**What needs to be done:**
Reproduce the listing lines verbatim, beginning at the line that contains "colorbar-tick-label: 103 <box>708" and stopping after the line that contains "heatmap-cell <box>571 762 574 770</box>", with both of those lines included.

(Region boundary data)
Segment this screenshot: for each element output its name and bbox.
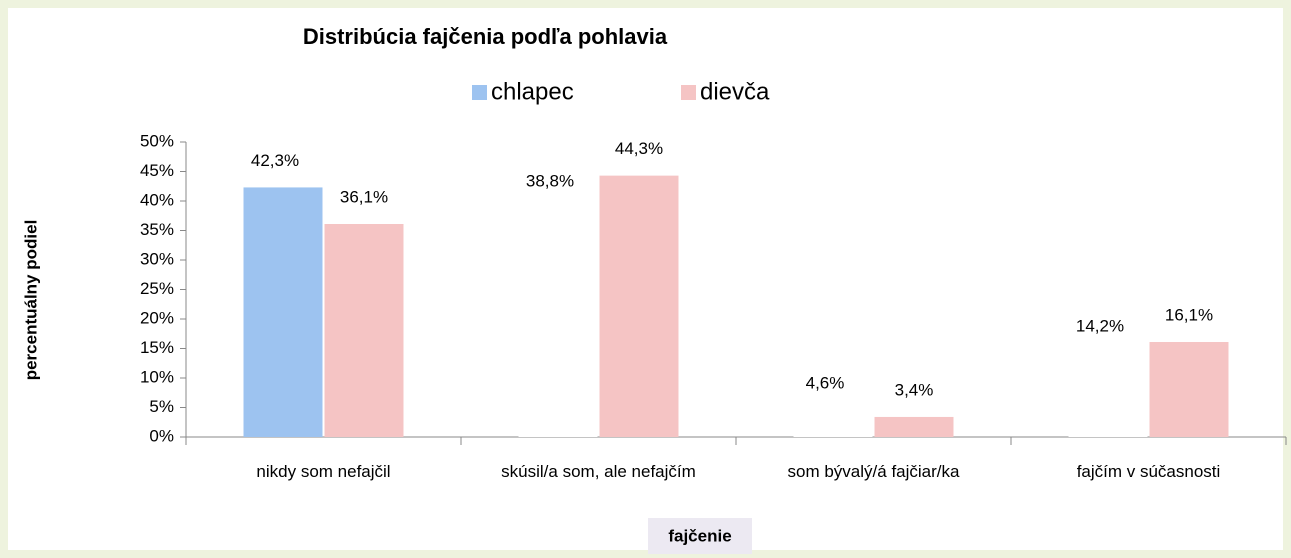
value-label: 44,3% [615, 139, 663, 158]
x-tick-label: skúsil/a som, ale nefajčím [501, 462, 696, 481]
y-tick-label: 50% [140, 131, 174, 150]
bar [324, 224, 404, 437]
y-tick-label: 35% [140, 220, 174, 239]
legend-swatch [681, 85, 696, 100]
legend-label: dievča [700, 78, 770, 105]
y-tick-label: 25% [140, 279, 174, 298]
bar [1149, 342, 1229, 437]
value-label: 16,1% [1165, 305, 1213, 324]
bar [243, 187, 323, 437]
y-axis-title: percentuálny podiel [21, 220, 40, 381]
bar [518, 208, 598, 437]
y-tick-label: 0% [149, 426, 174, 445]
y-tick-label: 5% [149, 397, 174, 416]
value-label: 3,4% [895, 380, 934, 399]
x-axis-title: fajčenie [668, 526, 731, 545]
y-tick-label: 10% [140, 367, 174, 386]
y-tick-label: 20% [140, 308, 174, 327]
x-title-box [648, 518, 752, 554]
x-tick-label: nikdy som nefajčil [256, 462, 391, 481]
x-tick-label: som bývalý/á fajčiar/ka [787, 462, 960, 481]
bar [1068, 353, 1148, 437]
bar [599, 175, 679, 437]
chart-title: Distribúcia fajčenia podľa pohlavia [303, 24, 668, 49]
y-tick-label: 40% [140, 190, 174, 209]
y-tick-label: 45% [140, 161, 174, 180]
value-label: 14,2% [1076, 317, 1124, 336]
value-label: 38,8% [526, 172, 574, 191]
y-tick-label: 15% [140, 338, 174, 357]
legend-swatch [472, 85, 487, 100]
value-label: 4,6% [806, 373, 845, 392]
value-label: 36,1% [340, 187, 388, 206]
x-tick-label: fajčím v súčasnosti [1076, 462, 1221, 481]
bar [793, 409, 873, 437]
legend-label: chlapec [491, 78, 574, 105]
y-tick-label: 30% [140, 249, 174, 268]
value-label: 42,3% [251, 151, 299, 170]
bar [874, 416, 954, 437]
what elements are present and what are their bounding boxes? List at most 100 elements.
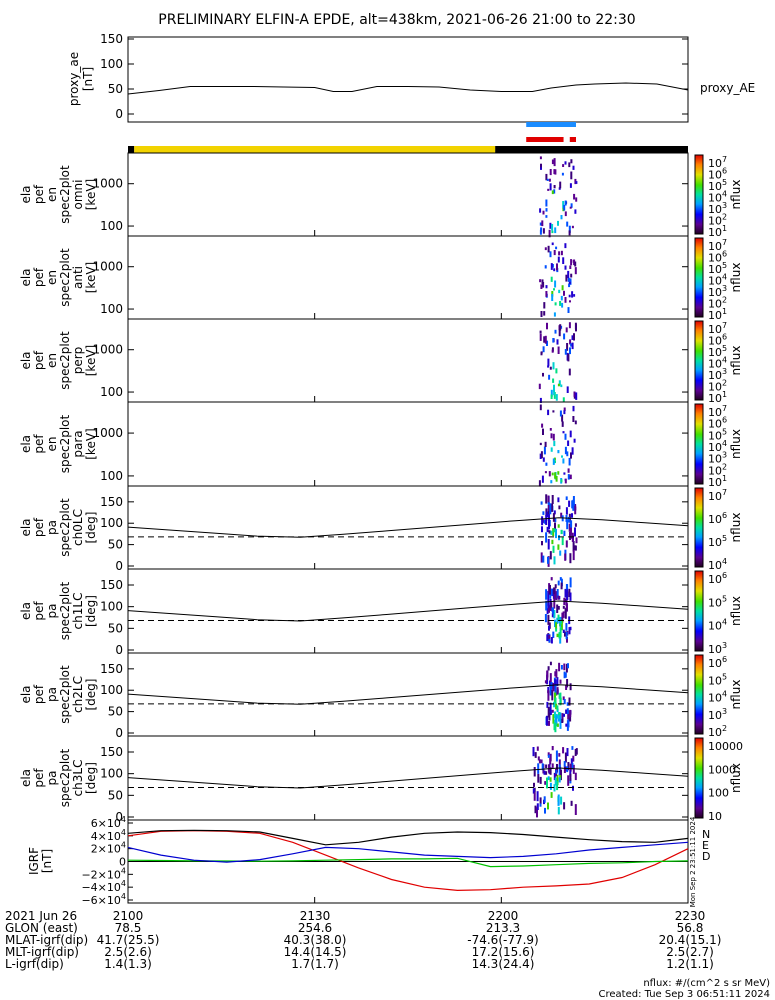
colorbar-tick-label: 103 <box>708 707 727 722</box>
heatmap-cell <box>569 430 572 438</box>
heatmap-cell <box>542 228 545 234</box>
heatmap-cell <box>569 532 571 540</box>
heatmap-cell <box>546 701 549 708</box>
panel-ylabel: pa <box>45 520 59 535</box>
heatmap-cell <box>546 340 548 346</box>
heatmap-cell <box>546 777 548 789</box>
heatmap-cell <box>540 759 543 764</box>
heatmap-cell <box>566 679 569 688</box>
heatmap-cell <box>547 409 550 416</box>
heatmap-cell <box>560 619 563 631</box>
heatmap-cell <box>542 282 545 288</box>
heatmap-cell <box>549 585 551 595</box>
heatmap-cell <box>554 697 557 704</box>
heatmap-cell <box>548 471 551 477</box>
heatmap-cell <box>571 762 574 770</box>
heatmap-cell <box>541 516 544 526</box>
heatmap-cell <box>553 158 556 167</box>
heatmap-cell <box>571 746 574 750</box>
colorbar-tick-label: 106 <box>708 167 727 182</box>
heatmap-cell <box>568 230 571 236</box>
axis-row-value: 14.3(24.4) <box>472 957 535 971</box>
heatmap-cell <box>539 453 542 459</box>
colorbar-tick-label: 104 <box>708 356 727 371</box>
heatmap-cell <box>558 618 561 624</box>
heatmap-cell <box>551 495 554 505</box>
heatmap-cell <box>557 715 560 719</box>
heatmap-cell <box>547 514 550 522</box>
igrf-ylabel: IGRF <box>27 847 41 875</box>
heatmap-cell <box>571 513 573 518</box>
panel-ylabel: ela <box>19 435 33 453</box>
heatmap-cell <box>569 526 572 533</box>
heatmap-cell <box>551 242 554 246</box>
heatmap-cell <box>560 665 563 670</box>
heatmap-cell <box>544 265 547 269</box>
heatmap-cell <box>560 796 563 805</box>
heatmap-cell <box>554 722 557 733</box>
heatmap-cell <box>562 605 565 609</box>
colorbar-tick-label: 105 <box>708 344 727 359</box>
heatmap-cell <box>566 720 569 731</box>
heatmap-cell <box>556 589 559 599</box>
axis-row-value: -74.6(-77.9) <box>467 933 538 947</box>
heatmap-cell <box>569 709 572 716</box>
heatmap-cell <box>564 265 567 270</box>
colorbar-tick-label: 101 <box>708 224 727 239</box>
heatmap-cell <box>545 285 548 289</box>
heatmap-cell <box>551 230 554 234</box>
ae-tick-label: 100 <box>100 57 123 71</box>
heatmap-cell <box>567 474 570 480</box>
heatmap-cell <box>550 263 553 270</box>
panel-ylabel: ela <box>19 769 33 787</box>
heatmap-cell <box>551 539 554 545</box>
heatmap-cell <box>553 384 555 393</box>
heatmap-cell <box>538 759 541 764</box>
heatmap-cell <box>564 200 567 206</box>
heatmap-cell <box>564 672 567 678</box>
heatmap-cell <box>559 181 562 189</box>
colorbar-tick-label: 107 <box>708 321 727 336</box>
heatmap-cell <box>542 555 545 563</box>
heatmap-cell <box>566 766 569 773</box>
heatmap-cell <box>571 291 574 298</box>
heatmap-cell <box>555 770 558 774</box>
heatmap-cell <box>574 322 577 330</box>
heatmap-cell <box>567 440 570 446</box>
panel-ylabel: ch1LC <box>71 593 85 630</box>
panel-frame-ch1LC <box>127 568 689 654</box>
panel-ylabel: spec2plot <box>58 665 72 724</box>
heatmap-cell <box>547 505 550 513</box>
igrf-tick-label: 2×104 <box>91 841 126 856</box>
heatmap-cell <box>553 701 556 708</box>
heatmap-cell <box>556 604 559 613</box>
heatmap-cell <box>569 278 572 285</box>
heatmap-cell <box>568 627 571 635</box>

**Exercise result:**
colorbar-tick-label: 103 <box>708 707 727 722</box>
heatmap-cell <box>569 430 572 438</box>
heatmap-cell <box>542 228 545 234</box>
heatmap-cell <box>569 532 571 540</box>
heatmap-cell <box>546 701 549 708</box>
panel-ylabel: pa <box>45 520 59 535</box>
heatmap-cell <box>546 340 548 346</box>
heatmap-cell <box>546 777 548 789</box>
heatmap-cell <box>540 759 543 764</box>
heatmap-cell <box>566 679 569 688</box>
heatmap-cell <box>547 409 550 416</box>
heatmap-cell <box>560 619 563 631</box>
heatmap-cell <box>542 282 545 288</box>
heatmap-cell <box>549 585 551 595</box>
heatmap-cell <box>554 697 557 704</box>
heatmap-cell <box>548 471 551 477</box>
heatmap-cell <box>571 762 574 770</box>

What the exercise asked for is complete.